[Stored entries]
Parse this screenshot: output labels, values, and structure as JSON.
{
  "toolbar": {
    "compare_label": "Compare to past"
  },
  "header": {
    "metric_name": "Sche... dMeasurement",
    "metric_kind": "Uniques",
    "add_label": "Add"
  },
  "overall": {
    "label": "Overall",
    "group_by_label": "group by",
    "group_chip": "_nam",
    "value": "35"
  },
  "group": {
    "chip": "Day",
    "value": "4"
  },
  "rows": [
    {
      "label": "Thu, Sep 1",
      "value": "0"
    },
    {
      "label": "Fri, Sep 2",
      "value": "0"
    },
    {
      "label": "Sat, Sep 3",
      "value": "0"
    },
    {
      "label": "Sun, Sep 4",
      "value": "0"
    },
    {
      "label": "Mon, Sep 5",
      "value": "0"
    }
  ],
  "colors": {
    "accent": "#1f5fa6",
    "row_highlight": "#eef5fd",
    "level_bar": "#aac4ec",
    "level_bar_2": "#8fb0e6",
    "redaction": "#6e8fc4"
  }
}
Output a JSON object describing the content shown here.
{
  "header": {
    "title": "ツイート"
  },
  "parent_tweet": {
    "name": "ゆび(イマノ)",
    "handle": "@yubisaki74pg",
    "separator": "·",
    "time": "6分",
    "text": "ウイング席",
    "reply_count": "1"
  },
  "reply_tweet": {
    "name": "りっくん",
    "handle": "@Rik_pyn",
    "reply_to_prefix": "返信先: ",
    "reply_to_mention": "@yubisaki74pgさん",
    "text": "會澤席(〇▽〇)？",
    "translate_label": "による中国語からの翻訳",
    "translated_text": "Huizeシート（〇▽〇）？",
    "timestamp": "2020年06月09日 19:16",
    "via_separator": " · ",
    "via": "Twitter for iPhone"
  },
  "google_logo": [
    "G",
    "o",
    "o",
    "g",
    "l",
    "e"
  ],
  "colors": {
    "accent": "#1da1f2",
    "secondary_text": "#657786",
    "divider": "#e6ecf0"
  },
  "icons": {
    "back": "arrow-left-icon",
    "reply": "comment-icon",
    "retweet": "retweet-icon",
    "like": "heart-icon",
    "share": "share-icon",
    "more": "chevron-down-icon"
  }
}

== Task brief ==
Retype every record above exactly as written.

== Task output ==
Parse this screenshot: output labels, values, and structure as JSON.
{
  "toolbar": {
    "compare_label": "Compare to past"
  },
  "header": {
    "metric_name": "Sche... dMeasurement",
    "metric_kind": "Uniques",
    "add_label": "Add"
  },
  "overall": {
    "label": "Overall",
    "group_by_label": "group by",
    "group_chip": "_nam",
    "value": "35"
  },
  "group": {
    "chip": "Day",
    "value": "4"
  },
  "rows": [
    {
      "label": "Thu, Sep 1",
      "value": "0"
    },
    {
      "label": "Fri, Sep 2",
      "value": "0"
    },
    {
      "label": "Sat, Sep 3",
      "value": "0"
    },
    {
      "label": "Sun, Sep 4",
      "value": "0"
    },
    {
      "label": "Mon, Sep 5",
      "value": "0"
    }
  ],
  "colors": {
    "accent": "#1f5fa6",
    "row_highlight": "#eef5fd",
    "level_bar": "#aac4ec",
    "level_bar_2": "#8fb0e6",
    "redaction": "#6e8fc4"
  }
}
Output a JSON object describing the content shown here.
{
  "header": {
    "title": "ツイート"
  },
  "parent_tweet": {
    "name": "ゆび(イマノ)",
    "handle": "@yubisaki74pg",
    "separator": "·",
    "time": "6分",
    "text": "ウイング席",
    "reply_count": "1"
  },
  "reply_tweet": {
    "name": "りっくん",
    "handle": "@Rik_pyn",
    "reply_to_prefix": "返信先: ",
    "reply_to_mention": "@yubisaki74pgさん",
    "text": "會澤席(〇▽〇)？",
    "translate_label": "による中国語からの翻訳",
    "translated_text": "Huizeシート（〇▽〇）？",
    "timestamp": "2020年06月09日 19:16",
    "via_separator": " · ",
    "via": "Twitter for iPhone"
  },
  "google_logo": [
    "G",
    "o",
    "o",
    "g",
    "l",
    "e"
  ],
  "colors": {
    "accent": "#1da1f2",
    "secondary_text": "#657786",
    "divider": "#e6ecf0"
  },
  "icons": {
    "back": "arrow-left-icon",
    "reply": "comment-icon",
    "retweet": "retweet-icon",
    "like": "heart-icon",
    "share": "share-icon",
    "more": "chevron-down-icon"
  }
}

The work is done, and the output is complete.